TASKS AND EXERCISES:
(A) In the youth justice facts, set down word for word the passage that begins at "Youth Injustice, Part" and stops after "than six months.".
(B) Answer these from the youth justice facts:
(i) About how many youth are tried, sentenced, or incarcerated as adults each year?
(ii) For what percentage of all inmates is a drug offense the most serious charge?
(iii) What organization is named as the source of the first three facts?

GIVEN TEXT:
═══
Tag Archives: sentencing

Youth Injustice, Part I

Fact: Approximately 250,000 youth are tried, sentenced, or incarcerated as adults annually.

Fact: Of youth who spend time in an adult jail, more than half serve for at least one month, while 1 out of 5 will serve more than six months.

Fact: Of youth who spend time in adult jails, as much as half will be sent back to the juvenile justice system or not convicted at all.

Source: Key Facts, Campaign for Youth Justice

Most Common Serious Charge Is a Drug Offense

Fact: The most serious charge against 51% of all inmates is a drug offense. Only 4% are incarcerated for robbery and only 1% for homicide.

Fact: The most serious charge against state-prison inmates is a drug offense (20%).
═══
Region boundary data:
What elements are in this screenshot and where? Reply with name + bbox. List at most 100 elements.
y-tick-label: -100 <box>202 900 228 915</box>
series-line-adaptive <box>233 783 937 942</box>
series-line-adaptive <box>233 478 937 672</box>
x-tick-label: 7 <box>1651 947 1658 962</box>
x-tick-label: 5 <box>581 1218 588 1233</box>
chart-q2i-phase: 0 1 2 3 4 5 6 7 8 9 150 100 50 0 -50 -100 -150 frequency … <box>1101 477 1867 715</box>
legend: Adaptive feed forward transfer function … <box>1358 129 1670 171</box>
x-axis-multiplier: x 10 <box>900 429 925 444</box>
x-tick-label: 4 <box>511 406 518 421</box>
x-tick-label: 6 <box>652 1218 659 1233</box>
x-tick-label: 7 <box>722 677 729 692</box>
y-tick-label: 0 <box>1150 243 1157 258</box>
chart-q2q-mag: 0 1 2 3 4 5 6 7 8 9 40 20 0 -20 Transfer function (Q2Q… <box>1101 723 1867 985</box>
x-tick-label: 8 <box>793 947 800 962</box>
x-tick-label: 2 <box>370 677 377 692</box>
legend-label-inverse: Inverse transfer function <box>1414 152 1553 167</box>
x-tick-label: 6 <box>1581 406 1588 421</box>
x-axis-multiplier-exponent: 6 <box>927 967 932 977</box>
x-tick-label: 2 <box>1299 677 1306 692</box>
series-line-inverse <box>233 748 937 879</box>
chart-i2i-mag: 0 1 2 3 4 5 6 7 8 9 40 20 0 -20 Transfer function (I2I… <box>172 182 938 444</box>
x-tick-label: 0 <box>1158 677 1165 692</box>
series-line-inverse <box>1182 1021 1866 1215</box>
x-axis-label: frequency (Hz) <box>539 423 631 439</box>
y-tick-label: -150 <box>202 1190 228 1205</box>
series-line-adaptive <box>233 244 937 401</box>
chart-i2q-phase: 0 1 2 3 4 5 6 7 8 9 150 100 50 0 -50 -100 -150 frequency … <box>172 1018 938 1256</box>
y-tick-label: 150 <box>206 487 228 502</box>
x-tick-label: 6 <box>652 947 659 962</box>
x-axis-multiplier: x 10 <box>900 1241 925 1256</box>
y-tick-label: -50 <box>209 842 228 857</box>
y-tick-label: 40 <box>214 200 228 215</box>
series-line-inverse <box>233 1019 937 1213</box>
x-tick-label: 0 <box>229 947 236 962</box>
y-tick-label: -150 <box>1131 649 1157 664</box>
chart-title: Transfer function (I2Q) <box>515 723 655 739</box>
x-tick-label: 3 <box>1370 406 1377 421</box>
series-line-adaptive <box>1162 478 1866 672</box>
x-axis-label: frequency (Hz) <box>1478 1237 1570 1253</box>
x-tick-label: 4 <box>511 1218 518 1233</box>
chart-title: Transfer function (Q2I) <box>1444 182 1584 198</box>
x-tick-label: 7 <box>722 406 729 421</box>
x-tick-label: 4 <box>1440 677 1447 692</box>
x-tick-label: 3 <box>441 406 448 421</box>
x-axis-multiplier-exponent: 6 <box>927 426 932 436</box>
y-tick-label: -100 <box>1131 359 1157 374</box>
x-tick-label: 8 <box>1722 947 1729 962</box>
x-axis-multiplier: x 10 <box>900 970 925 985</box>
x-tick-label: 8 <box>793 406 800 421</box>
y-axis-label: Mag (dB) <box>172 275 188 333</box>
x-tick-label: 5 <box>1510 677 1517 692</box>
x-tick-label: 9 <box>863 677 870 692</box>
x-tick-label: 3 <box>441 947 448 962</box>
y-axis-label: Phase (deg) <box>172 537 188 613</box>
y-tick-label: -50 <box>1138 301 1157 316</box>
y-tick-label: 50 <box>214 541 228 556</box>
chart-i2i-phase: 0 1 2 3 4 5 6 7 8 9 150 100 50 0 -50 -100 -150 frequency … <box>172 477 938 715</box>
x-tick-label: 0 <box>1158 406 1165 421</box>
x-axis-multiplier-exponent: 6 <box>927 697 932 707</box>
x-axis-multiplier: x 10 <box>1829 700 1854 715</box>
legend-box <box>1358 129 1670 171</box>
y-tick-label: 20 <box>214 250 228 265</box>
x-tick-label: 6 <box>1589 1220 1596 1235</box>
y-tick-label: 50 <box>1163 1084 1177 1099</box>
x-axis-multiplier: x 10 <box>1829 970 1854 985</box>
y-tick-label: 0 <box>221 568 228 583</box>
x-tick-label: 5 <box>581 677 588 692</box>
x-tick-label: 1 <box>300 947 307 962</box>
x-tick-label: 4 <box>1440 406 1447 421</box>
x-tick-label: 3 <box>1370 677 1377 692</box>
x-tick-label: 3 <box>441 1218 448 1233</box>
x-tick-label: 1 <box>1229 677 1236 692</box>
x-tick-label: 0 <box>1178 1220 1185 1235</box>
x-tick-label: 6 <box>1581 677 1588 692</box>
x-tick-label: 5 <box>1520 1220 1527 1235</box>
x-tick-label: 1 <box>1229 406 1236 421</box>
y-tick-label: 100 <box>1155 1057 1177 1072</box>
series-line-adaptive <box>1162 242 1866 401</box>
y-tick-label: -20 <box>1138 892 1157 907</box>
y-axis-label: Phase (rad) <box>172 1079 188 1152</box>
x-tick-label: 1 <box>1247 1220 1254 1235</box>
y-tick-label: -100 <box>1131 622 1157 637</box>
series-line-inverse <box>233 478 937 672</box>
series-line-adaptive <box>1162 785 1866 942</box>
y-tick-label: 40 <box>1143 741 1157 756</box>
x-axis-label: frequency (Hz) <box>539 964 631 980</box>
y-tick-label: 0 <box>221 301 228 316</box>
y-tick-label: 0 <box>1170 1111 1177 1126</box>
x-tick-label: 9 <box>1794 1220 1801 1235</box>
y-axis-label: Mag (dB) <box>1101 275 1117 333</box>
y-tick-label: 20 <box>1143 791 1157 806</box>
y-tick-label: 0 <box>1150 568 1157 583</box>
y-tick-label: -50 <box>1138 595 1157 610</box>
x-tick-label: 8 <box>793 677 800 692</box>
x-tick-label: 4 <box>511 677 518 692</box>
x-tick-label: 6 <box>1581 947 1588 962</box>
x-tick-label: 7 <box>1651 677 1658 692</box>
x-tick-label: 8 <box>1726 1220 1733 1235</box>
═══
PER-TASK ANSWERS:
(A)
Youth Injustice, Part I

Fact: Approximately 250,000 youth are tried, sentenced, or incarcerated as adults annually.

Fact: Of youth who spend time in an adult jail, more than half serve for at least one month, while 1 out of 5 will serve more than six months.

(B)
(i) Approximately 250,000
(ii) 51%
(iii) Campaign for Youth Justice